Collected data
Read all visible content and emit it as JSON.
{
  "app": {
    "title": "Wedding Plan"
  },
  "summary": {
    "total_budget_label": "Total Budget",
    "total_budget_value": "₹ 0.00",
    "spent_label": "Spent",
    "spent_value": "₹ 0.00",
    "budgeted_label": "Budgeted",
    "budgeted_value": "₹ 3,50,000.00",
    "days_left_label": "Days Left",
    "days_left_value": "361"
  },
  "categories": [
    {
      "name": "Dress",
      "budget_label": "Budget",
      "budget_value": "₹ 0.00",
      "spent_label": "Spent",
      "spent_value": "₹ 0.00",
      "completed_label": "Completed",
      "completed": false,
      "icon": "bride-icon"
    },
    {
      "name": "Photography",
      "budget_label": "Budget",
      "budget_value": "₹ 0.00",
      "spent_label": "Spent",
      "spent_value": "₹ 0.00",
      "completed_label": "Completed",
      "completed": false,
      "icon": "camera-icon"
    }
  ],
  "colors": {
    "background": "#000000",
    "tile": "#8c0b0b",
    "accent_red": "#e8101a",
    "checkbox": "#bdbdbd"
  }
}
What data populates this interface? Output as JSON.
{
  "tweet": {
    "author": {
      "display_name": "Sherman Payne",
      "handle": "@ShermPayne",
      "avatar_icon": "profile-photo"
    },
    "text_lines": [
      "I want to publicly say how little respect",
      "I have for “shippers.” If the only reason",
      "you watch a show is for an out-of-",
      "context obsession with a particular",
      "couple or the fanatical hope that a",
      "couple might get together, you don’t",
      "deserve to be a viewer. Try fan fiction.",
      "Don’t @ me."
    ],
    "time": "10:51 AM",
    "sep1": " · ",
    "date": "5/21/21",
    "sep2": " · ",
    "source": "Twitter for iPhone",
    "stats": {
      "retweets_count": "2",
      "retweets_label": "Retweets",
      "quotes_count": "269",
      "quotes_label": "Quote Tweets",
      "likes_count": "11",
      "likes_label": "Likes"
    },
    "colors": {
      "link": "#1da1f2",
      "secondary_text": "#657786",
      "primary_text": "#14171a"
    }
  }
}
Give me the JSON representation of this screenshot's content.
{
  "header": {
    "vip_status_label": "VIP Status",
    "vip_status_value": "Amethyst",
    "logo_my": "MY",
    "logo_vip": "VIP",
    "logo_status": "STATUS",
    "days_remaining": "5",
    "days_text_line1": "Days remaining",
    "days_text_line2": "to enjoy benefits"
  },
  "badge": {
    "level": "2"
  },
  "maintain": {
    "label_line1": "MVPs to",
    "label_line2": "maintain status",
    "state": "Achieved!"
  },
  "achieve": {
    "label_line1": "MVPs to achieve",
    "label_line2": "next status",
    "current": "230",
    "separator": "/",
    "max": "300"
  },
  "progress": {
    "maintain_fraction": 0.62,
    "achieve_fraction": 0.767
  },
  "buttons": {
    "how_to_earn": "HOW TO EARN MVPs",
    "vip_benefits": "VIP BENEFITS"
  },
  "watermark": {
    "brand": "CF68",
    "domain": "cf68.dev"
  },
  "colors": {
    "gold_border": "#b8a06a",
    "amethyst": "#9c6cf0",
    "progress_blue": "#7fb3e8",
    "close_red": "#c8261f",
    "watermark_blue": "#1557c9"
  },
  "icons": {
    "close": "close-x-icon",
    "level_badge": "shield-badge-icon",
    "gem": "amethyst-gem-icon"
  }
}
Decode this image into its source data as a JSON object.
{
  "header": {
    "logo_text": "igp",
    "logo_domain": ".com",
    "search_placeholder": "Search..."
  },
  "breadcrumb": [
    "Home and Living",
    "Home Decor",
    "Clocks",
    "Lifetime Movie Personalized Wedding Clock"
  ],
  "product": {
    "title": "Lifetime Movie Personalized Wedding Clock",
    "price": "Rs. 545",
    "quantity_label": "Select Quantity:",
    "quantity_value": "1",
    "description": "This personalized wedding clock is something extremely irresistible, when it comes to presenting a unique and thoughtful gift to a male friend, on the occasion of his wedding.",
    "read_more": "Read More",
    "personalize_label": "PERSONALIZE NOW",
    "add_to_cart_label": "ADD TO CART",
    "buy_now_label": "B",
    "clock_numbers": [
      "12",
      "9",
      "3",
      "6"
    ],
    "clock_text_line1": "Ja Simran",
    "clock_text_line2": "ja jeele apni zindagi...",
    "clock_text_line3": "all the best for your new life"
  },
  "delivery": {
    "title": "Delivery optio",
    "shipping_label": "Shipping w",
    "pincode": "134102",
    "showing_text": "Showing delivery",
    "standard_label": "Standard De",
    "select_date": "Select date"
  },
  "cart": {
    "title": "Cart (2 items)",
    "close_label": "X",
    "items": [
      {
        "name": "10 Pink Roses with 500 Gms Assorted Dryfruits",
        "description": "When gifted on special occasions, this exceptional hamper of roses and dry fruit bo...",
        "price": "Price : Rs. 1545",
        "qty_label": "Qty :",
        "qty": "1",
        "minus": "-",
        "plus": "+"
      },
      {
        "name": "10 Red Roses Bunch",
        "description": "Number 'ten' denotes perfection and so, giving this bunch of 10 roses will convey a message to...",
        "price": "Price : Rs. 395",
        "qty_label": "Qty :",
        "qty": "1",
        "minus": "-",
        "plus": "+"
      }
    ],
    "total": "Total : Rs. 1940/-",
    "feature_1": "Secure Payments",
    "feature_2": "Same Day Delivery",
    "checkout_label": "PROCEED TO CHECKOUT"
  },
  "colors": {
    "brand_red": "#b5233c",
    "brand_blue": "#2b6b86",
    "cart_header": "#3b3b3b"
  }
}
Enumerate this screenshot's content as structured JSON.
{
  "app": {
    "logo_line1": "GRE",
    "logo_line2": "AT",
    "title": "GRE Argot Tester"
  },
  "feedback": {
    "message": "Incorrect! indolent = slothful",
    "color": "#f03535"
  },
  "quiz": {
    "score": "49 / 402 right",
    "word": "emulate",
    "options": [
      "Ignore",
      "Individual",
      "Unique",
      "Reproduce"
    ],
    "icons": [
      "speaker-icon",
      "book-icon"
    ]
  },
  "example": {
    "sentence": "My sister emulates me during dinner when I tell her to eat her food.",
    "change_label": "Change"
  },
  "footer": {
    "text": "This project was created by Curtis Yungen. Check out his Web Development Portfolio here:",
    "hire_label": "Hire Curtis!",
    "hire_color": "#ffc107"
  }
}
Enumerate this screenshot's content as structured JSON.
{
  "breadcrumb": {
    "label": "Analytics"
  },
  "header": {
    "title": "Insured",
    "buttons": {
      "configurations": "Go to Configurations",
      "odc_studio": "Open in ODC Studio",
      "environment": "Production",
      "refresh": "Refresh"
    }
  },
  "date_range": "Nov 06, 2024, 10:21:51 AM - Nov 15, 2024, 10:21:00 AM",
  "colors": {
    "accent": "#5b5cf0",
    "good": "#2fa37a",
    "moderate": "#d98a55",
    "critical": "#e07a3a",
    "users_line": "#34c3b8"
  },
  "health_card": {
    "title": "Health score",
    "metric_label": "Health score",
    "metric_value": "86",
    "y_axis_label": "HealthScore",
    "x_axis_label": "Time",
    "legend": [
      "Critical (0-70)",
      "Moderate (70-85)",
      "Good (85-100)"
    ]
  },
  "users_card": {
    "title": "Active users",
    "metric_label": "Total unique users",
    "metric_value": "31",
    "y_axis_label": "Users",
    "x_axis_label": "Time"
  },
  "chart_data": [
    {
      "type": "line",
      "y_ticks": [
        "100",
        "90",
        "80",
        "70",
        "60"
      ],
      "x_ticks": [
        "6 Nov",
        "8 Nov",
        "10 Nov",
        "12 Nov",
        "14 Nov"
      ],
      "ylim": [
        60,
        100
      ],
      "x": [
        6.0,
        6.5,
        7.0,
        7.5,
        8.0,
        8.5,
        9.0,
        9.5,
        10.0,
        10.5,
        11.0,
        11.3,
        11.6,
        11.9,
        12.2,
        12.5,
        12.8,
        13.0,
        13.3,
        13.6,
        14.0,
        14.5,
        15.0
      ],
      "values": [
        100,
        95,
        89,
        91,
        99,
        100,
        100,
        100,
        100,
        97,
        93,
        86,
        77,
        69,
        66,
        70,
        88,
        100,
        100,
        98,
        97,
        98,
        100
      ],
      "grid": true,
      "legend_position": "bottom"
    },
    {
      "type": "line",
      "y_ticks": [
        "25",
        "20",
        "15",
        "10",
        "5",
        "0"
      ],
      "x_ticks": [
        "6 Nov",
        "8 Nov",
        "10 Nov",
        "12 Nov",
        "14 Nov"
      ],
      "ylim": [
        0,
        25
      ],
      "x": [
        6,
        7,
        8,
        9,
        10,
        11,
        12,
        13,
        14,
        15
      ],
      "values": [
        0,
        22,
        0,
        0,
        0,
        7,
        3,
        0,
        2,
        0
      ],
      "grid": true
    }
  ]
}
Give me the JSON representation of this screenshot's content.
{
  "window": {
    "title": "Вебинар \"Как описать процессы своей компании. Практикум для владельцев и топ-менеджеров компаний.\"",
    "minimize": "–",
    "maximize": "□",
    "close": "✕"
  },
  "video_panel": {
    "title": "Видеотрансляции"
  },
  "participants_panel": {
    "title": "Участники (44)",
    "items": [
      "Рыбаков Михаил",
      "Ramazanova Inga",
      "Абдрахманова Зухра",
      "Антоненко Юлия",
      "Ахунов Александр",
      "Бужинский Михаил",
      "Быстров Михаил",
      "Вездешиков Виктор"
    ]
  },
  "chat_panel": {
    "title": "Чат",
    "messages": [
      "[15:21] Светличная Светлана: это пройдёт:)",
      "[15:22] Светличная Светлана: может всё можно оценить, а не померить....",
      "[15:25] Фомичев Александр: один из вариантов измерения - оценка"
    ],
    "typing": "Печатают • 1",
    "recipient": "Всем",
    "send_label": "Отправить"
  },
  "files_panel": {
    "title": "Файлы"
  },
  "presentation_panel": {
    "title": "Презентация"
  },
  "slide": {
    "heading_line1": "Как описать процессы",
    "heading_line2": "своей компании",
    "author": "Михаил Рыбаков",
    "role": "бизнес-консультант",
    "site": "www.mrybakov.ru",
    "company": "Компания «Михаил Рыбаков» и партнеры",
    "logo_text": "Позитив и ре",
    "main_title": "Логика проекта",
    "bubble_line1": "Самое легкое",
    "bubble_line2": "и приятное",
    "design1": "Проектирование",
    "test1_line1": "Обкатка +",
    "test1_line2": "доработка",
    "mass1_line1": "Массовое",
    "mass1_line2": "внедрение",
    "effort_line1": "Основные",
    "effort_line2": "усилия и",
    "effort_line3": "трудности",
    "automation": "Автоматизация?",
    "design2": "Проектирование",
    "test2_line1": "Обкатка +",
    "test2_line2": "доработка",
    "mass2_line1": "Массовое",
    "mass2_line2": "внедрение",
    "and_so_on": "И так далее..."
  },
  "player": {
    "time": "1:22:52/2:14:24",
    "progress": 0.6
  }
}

Stated exercise:
Make a list of all lines in the data that contain "with".

Task output:
      "context obsession with a particular",
        "name": "10 Pink Roses with 500 Gms Assorted Dryfruits",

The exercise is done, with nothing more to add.